── DATA FOR THE TASK ──
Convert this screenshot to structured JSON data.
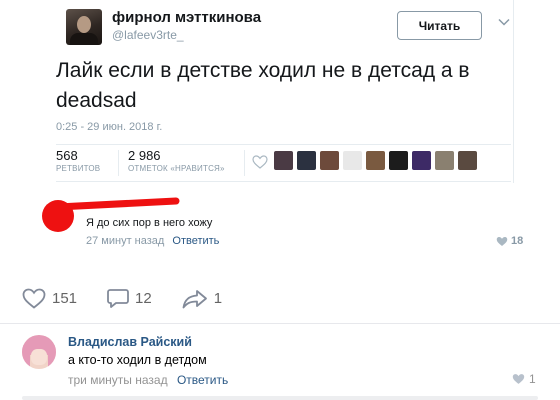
{
  "tweet": {
    "author_name": "фирнол мэтткинова",
    "author_handle": "@lafeev3rte_",
    "follow_label": "Читать",
    "text": "Лайк если в детстве ходил не в детсад а в deadsad",
    "date": "0:25 - 29 июн. 2018 г.",
    "retweets_count": "568",
    "retweets_label": "РЕТВИТОВ",
    "likes_count": "2 986",
    "likes_label": "ОТМЕТОК «НРАВИТСЯ»",
    "liker_colors": [
      "#4a3a44",
      "#2b3140",
      "#6d4a3b",
      "#e8e8e8",
      "#7a5a40",
      "#1c1c1c",
      "#3d2a66",
      "#8a8070",
      "#5a4a40"
    ],
    "reply": {
      "text": "Я до сих пор в него хожу",
      "time": "27 минут назад",
      "reply_label": "Ответить",
      "likes": "18"
    }
  },
  "post_actions": {
    "likes": "151",
    "comments": "12",
    "shares": "1"
  },
  "comment": {
    "author": "Владислав Райский",
    "text": "а кто-то ходил в детдом",
    "time": "три минуты назад",
    "reply_label": "Ответить",
    "likes": "1"
  },
  "colors": {
    "link": "#2a5885",
    "muted": "#939393",
    "red": "#ee1111"
  }
}
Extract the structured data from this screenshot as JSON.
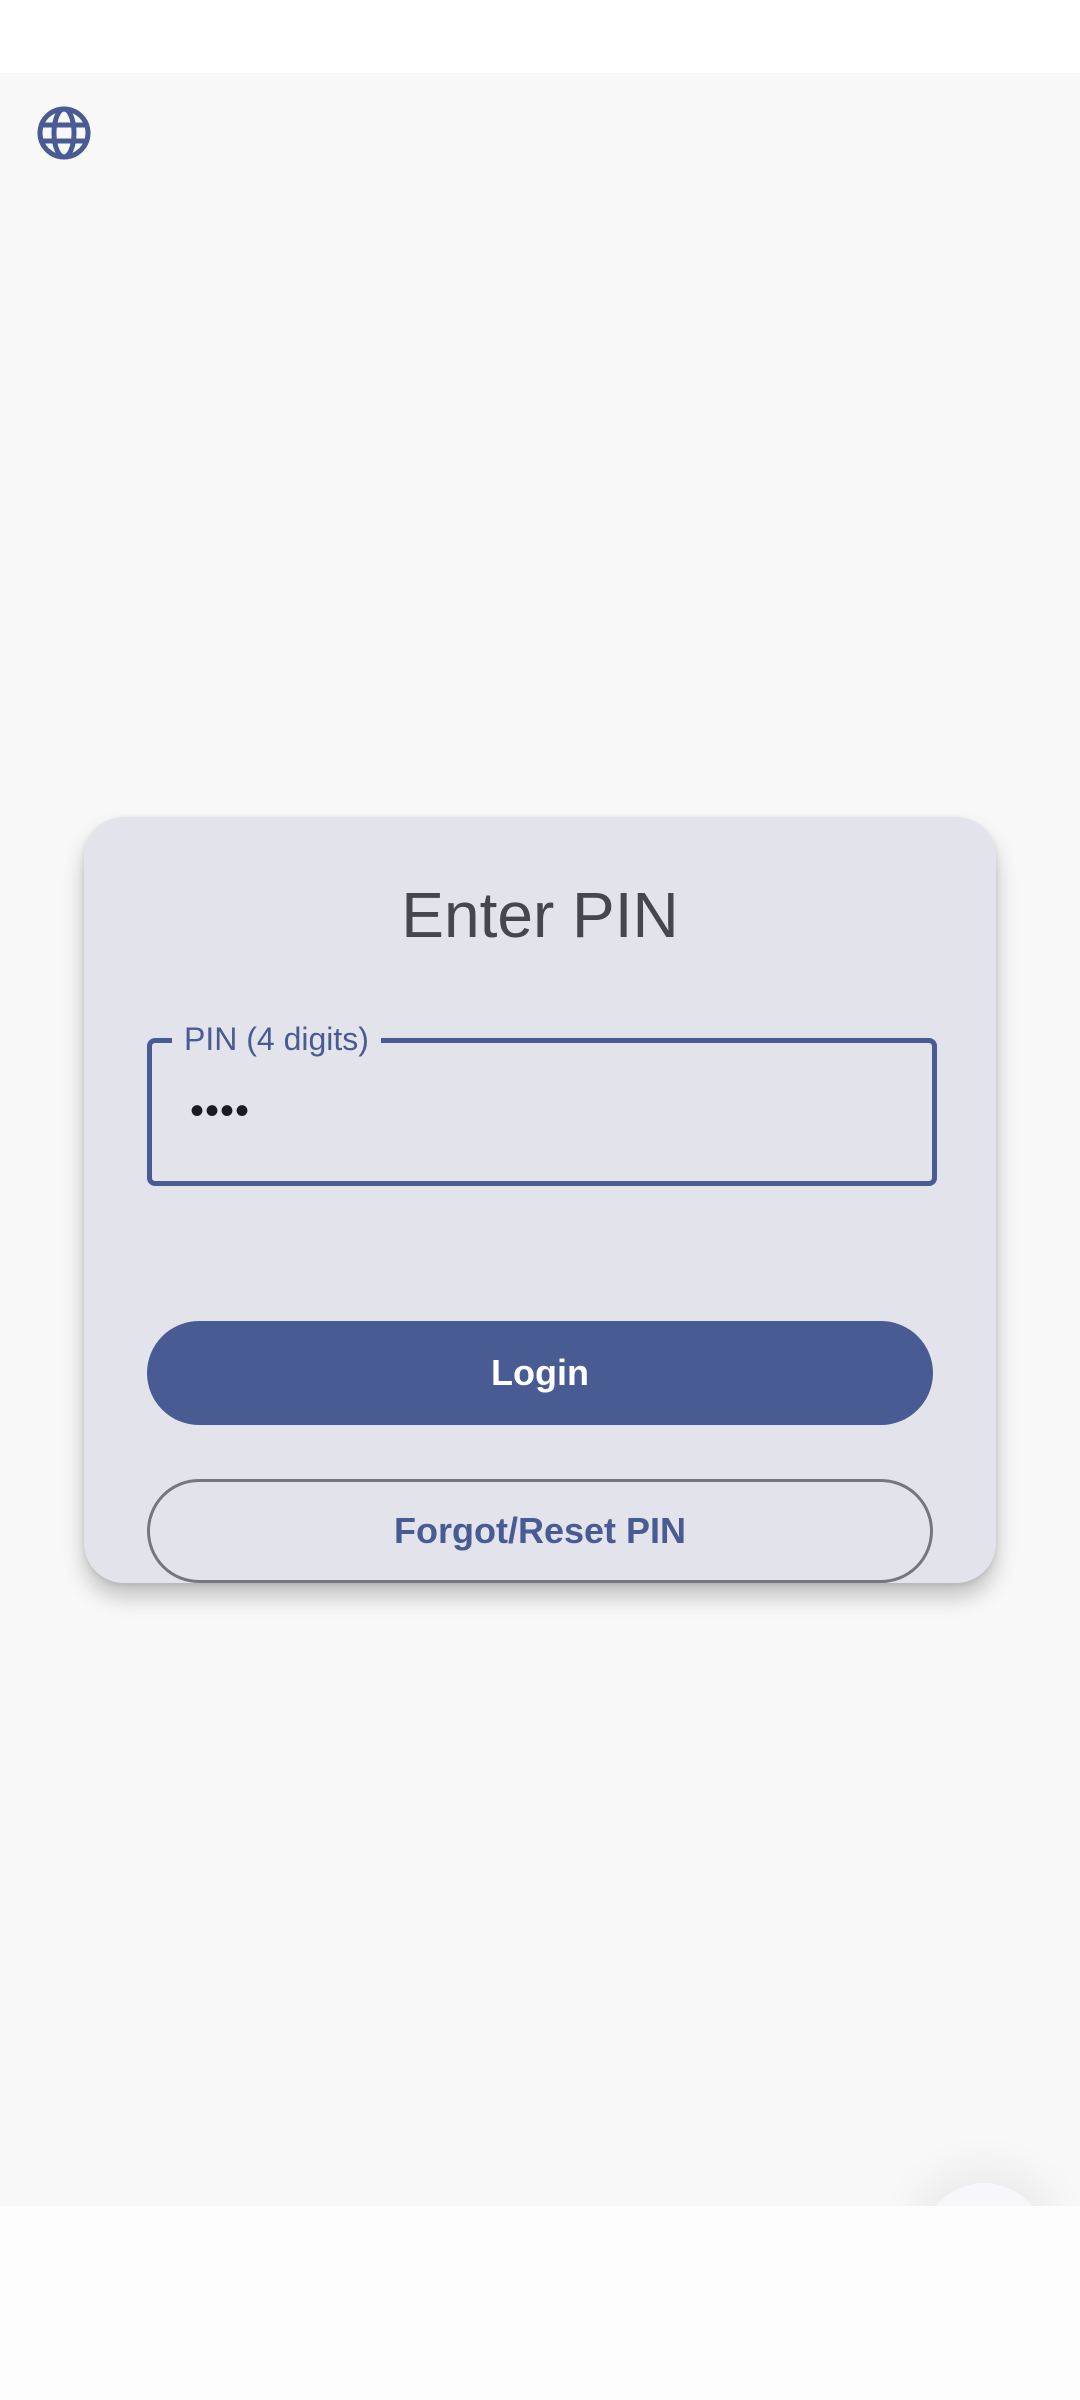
{
  "header": {
    "language_icon": "globe-icon"
  },
  "pin_card": {
    "title": "Enter PIN",
    "pin_field": {
      "label": "PIN (4 digits)",
      "value": "••••"
    },
    "login_label": "Login",
    "reset_label": "Forgot/Reset PIN"
  },
  "colors": {
    "primary": "#485b92",
    "card_background": "#e3e3ec",
    "app_background": "#f8f8f8",
    "title_text": "#45464f",
    "outline": "#75777f"
  }
}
───
▶ [DIRECTIVE] Copy out the whole listing exactly, and don't carry over any pictures.

▶ [REPLY]
Convert this screenshot to structured JSON data.
{
  "tweet": {
    "author_name": "фирнол мэтткинова",
    "author_handle": "@lafeev3rte_",
    "follow_label": "Читать",
    "text": "Лайк если в детстве ходил не в детсад а в deadsad",
    "date": "0:25 - 29 июн. 2018 г.",
    "retweets_count": "568",
    "retweets_label": "РЕТВИТОВ",
    "likes_count": "2 986",
    "likes_label": "ОТМЕТОК «НРАВИТСЯ»",
    "liker_colors": [
      "#4a3a44",
      "#2b3140",
      "#6d4a3b",
      "#e8e8e8",
      "#7a5a40",
      "#1c1c1c",
      "#3d2a66",
      "#8a8070",
      "#5a4a40"
    ],
    "reply": {
      "text": "Я до сих пор в него хожу",
      "time": "27 минут назад",
      "reply_label": "Ответить",
      "likes": "18"
    }
  },
  "post_actions": {
    "likes": "151",
    "comments": "12",
    "shares": "1"
  },
  "comment": {
    "author": "Владислав Райский",
    "text": "а кто-то ходил в детдом",
    "time": "три минуты назад",
    "reply_label": "Ответить",
    "likes": "1"
  },
  "colors": {
    "link": "#2a5885",
    "muted": "#939393",
    "red": "#ee1111"
  }
}
Extract the structured data from this screenshot as JSON.
{
  "header": {
    "language_icon": "globe-icon"
  },
  "pin_card": {
    "title": "Enter PIN",
    "pin_field": {
      "label": "PIN (4 digits)",
      "value": "••••"
    },
    "login_label": "Login",
    "reset_label": "Forgot/Reset PIN"
  },
  "colors": {
    "primary": "#485b92",
    "card_background": "#e3e3ec",
    "app_background": "#f8f8f8",
    "title_text": "#45464f",
    "outline": "#75777f"
  }
}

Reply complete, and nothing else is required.